== EXERCISE OBJECTIVE ==
All lines from the one containing "Output a JSON" through the last line of the listing below are to be copied exactly. Exclude the pictures.

== PROVIDED RECORDS ==
···
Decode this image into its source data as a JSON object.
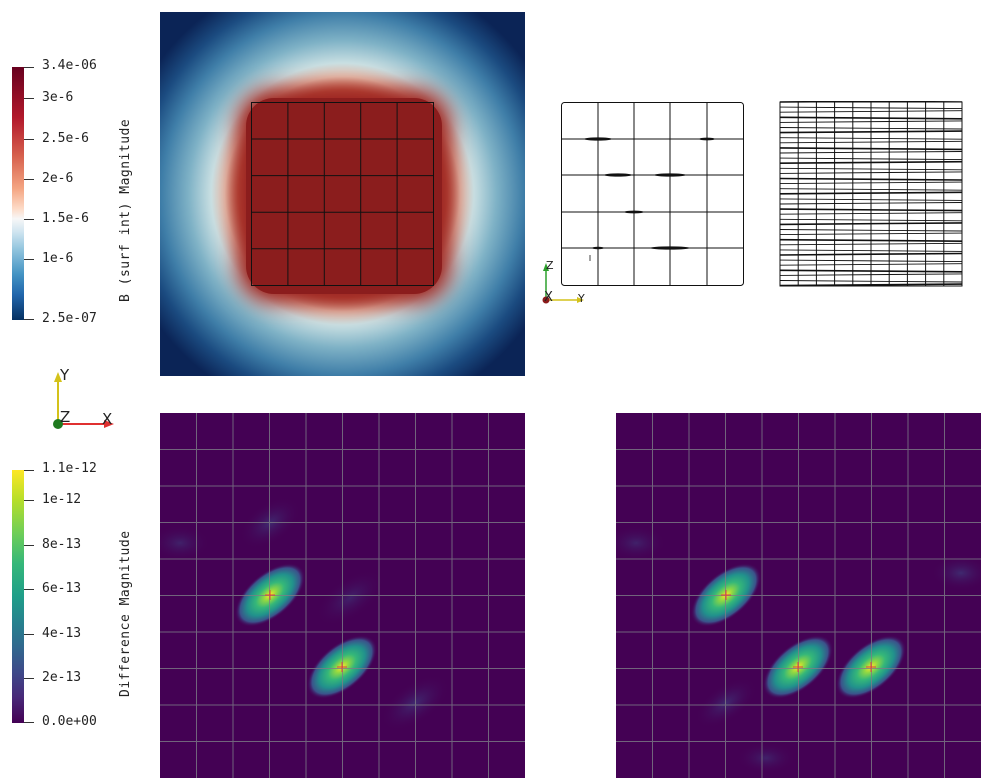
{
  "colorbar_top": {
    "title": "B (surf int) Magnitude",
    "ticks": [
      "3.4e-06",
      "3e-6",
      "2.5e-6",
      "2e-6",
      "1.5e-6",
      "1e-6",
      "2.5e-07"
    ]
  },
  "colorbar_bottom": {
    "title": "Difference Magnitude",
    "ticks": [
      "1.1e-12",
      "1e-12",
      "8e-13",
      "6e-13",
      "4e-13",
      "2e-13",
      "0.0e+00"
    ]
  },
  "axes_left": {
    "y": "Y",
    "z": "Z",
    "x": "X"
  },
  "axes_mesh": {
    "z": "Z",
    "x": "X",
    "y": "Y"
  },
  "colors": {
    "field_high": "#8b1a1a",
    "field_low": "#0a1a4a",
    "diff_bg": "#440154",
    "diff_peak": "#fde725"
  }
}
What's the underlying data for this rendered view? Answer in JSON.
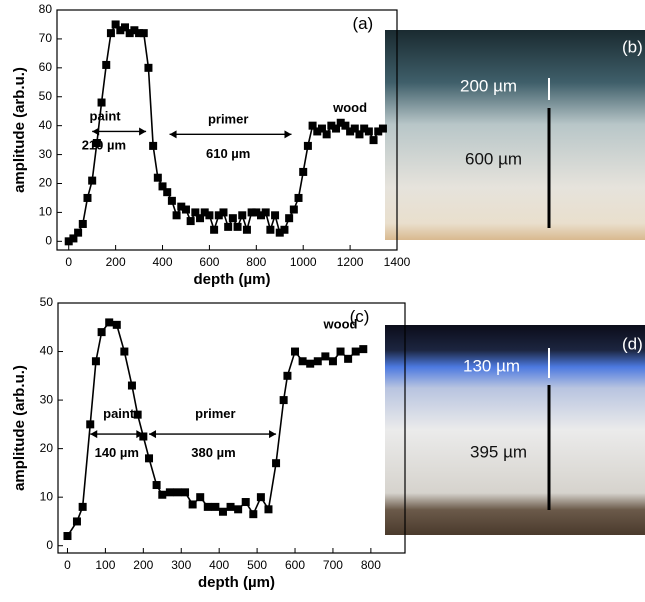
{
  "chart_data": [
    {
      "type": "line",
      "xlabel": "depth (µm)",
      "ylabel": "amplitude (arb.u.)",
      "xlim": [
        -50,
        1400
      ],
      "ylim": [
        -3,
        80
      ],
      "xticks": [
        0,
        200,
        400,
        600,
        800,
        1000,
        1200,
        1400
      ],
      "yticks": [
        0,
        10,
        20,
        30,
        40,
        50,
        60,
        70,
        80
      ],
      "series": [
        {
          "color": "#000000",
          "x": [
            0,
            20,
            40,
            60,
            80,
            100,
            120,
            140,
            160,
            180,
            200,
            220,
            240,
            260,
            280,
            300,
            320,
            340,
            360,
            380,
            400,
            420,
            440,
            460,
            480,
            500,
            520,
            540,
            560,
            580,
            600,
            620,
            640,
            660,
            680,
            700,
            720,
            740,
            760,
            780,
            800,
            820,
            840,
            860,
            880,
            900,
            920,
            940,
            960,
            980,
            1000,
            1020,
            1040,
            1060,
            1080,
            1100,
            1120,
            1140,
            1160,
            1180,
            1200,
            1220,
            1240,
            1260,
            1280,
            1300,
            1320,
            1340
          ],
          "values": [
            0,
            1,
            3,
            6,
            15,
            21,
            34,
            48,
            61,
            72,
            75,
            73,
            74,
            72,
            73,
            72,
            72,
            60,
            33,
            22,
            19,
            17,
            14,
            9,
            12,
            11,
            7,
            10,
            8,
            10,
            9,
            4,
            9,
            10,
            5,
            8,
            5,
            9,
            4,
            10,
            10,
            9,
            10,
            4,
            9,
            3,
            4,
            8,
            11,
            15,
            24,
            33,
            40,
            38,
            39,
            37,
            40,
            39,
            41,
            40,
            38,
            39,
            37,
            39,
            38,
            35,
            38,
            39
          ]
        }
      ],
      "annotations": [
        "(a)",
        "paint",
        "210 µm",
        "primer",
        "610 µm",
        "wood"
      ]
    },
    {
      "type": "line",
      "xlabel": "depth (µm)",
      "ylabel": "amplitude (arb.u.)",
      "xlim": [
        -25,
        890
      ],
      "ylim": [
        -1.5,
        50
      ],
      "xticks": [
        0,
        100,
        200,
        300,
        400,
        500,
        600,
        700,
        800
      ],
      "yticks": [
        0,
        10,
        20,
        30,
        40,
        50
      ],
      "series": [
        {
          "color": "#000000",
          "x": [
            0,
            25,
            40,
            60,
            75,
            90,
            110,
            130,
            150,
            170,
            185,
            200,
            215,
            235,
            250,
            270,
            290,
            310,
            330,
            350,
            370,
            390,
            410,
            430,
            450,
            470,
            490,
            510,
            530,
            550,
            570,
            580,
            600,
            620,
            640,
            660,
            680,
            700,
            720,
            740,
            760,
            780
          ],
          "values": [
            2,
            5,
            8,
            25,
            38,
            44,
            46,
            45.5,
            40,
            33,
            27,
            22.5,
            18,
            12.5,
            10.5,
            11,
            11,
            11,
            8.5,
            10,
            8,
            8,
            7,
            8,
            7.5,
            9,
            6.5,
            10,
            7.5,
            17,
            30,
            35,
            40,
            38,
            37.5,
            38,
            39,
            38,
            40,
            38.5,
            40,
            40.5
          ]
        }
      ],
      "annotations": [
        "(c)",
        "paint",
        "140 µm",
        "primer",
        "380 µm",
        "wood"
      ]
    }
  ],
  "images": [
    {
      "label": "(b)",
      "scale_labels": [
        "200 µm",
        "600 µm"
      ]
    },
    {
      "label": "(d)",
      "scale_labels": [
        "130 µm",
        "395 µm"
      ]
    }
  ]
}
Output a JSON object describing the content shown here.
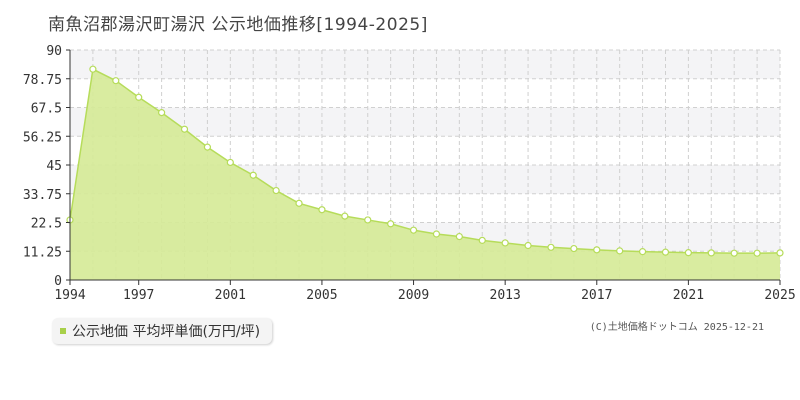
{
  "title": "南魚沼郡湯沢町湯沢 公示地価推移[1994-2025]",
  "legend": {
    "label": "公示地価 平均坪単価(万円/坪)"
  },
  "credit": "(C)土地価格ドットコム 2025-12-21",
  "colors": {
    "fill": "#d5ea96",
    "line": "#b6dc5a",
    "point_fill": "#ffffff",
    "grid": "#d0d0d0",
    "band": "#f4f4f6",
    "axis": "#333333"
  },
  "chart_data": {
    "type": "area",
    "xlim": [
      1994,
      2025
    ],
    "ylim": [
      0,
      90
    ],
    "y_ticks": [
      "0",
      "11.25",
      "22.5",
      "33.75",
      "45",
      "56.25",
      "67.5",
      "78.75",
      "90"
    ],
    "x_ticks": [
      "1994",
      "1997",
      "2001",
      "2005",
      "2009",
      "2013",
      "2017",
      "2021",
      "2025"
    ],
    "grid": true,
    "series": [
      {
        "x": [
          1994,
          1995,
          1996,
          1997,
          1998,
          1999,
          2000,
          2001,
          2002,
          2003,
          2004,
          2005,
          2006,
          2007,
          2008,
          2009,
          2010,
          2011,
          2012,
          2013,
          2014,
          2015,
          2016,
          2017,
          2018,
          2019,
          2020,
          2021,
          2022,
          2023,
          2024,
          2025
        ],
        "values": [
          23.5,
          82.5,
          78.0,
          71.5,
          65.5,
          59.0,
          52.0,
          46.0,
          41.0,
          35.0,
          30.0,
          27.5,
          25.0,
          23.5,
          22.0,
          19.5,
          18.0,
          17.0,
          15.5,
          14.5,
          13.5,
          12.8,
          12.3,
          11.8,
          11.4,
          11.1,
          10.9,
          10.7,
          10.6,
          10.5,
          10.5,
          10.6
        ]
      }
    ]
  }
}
···
== FINAL RESULT ==
Output a JSON object describing the content shown here.
{
  "title": "南魚沼郡湯沢町湯沢 公示地価推移[1994-2025]",
  "legend": {
    "label": "公示地価 平均坪単価(万円/坪)"
  },
  "credit": "(C)土地価格ドットコム 2025-12-21",
  "colors": {
    "fill": "#d5ea96",
    "line": "#b6dc5a",
    "point_fill": "#ffffff",
    "grid": "#d0d0d0",
    "band": "#f4f4f6",
    "axis": "#333333"
  },
  "chart_data": {
    "type": "area",
    "xlim": [
      1994,
      2025
    ],
    "ylim": [
      0,
      90
    ],
    "y_ticks": [
      "0",
      "11.25",
      "22.5",
      "33.75",
      "45",
      "56.25",
      "67.5",
      "78.75",
      "90"
    ],
    "x_ticks": [
      "1994",
      "1997",
      "2001",
      "2005",
      "2009",
      "2013",
      "2017",
      "2021",
      "2025"
    ],
    "grid": true,
    "series": [
      {
        "x": [
          1994,
          1995,
          1996,
          1997,
          1998,
          1999,
          2000,
          2001,
          2002,
          2003,
          2004,
          2005,
          2006,
          2007,
          2008,
          2009,
          2010,
          2011,
          2012,
          2013,
          2014,
          2015,
          2016,
          2017,
          2018,
          2019,
          2020,
          2021,
          2022,
          2023,
          2024,
          2025
        ],
        "values": [
          23.5,
          82.5,
          78.0,
          71.5,
          65.5,
          59.0,
          52.0,
          46.0,
          41.0,
          35.0,
          30.0,
          27.5,
          25.0,
          23.5,
          22.0,
          19.5,
          18.0,
          17.0,
          15.5,
          14.5,
          13.5,
          12.8,
          12.3,
          11.8,
          11.4,
          11.1,
          10.9,
          10.7,
          10.6,
          10.5,
          10.5,
          10.6
        ]
      }
    ]
  }
}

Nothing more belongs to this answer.